Objective
Find the line containing "What does this". Quote it and every line after it, exactly, through the end; skip pictures.

Stored data
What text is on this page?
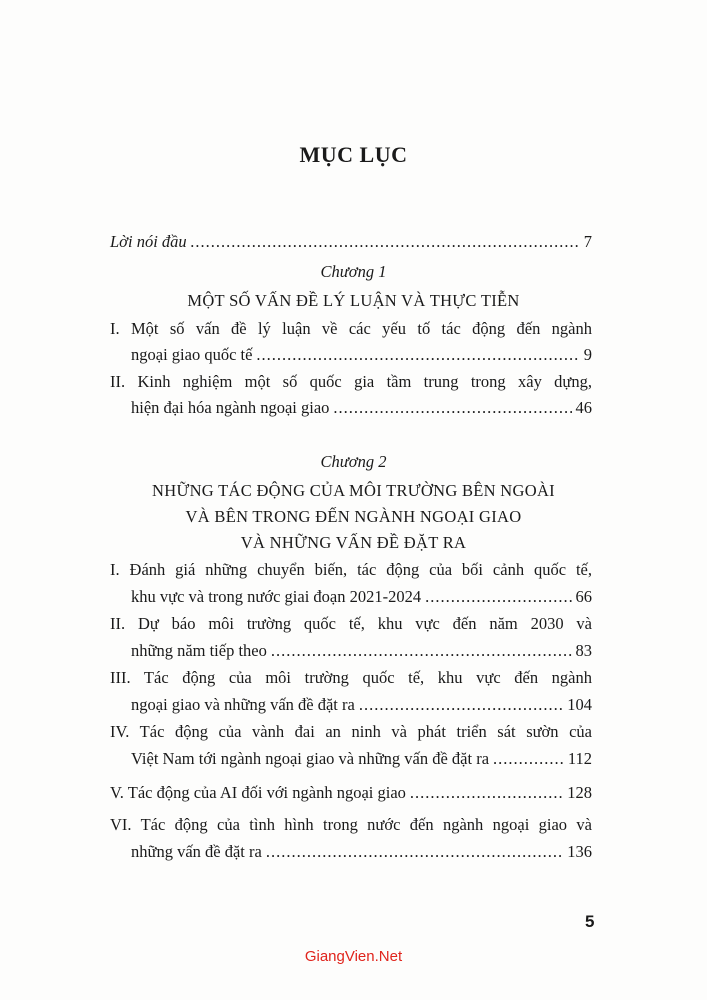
MỤC LỤC
Lời nói đầu .....	7
Chương 1
MỘT SỐ VẤN ĐỀ LÝ LUẬN VÀ THỰC TIỄN
I. Một số vấn đề lý luận về các yếu tố tác động đến ngành
ngoại giao quốc tế .....	9
II. Kinh nghiệm một số quốc gia tầm trung trong xây dựng,
hiện đại hóa ngành ngoại giao .....	46
Chương 2
NHỮNG TÁC ĐỘNG CỦA MÔI TRƯỜNG BÊN NGOÀI
VÀ BÊN TRONG ĐẾN NGÀNH NGOẠI GIAO
VÀ NHỮNG VẤN ĐỀ ĐẶT RA
I. Đánh giá những chuyển biến, tác động của bối cảnh quốc tế,
khu vực và trong nước giai đoạn 2021-2024 .....	66
II. Dự báo môi trường quốc tế, khu vực đến năm 2030 và
những năm tiếp theo .....	83
III. Tác động của môi trường quốc tế, khu vực đến ngành
ngoại giao và những vấn đề đặt ra .....	104
IV. Tác động của vành đai an ninh và phát triển sát sườn của
Việt Nam tới ngành ngoại giao và những vấn đề đặt ra .....	112
V. Tác động của AI đối với ngành ngoại giao .....	128
VI. Tác động của tình hình trong nước đến ngành ngoại giao và
những vấn đề đặt ra .....	136
5
GiangVien.Net
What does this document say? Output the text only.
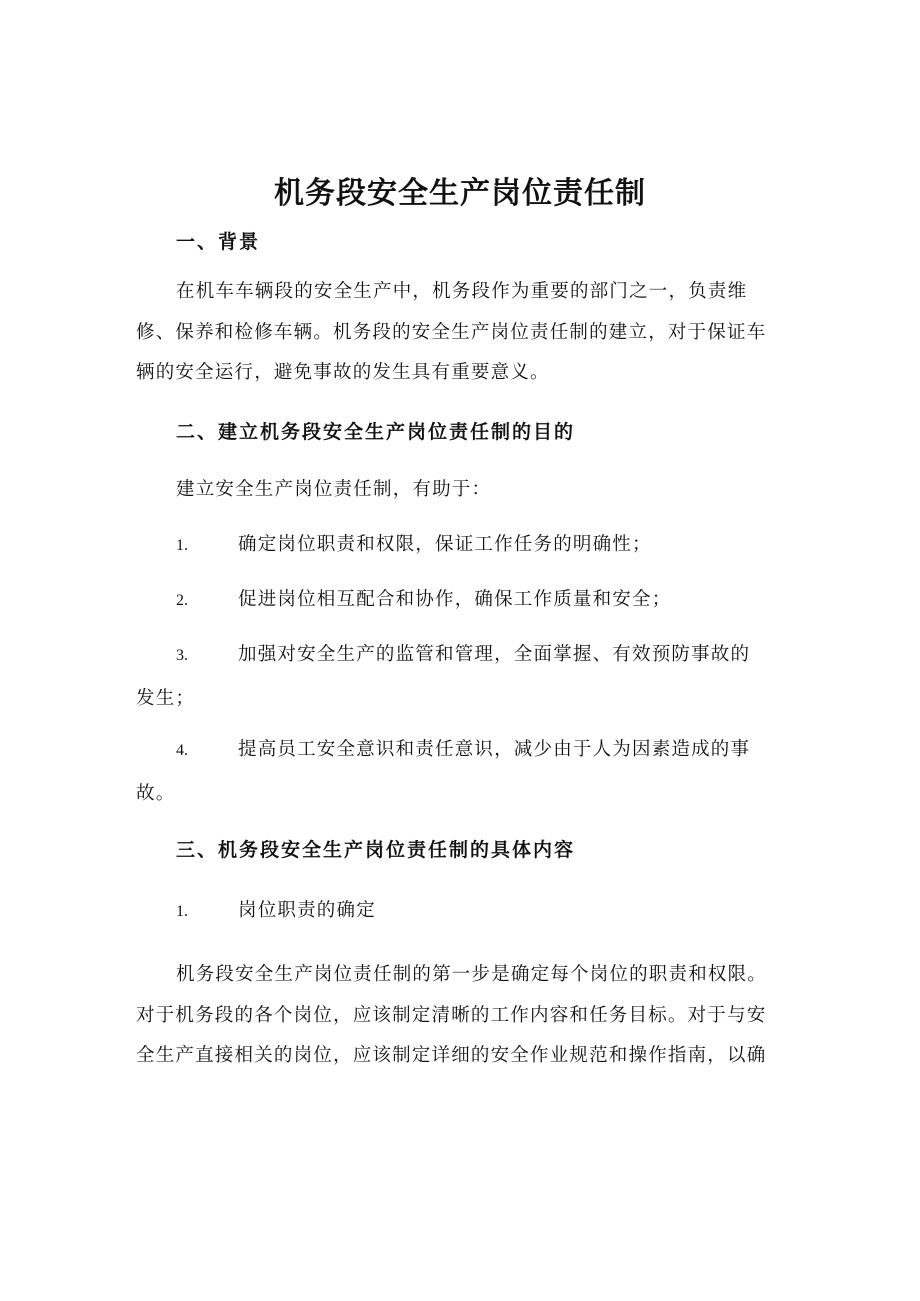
机务段安全生产岗位责任制
一、背景

在机车车辆段的安全生产中，机务段作为重要的部门之一，负责维修、保养和检修车辆。机务段的安全生产岗位责任制的建立，对于保证车辆的安全运行，避免事故的发生具有重要意义。

二、建立机务段安全生产岗位责任制的目的

建立安全生产岗位责任制，有助于：

1.	确定岗位职责和权限，保证工作任务的明确性；

2.	促进岗位相互配合和协作，确保工作质量和安全；

3.	加强对安全生产的监管和管理，全面掌握、有效预防事故的发生；

4.	提高员工安全意识和责任意识，减少由于人为因素造成的事故。

三、机务段安全生产岗位责任制的具体内容

1.	岗位职责的确定

机务段安全生产岗位责任制的第一步是确定每个岗位的职责和权限。对于机务段的各个岗位，应该制定清晰的工作内容和任务目标。对于与安全生产直接相关的岗位，应该制定详细的安全作业规范和操作指南，以确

Exercise response
What does this document say? Output the text only.
机务段安全生产岗位责任制
一、背景

在机车车辆段的安全生产中，机务段作为重要的部门之一，负责维修、保养和检修车辆。机务段的安全生产岗位责任制的建立，对于保证车辆的安全运行，避免事故的发生具有重要意义。

二、建立机务段安全生产岗位责任制的目的

建立安全生产岗位责任制，有助于：

1.	确定岗位职责和权限，保证工作任务的明确性；

2.	促进岗位相互配合和协作，确保工作质量和安全；

3.	加强对安全生产的监管和管理，全面掌握、有效预防事故的发生；

4.	提高员工安全意识和责任意识，减少由于人为因素造成的事故。

三、机务段安全生产岗位责任制的具体内容

1.	岗位职责的确定

机务段安全生产岗位责任制的第一步是确定每个岗位的职责和权限。对于机务段的各个岗位，应该制定清晰的工作内容和任务目标。对于与安全生产直接相关的岗位，应该制定详细的安全作业规范和操作指南，以确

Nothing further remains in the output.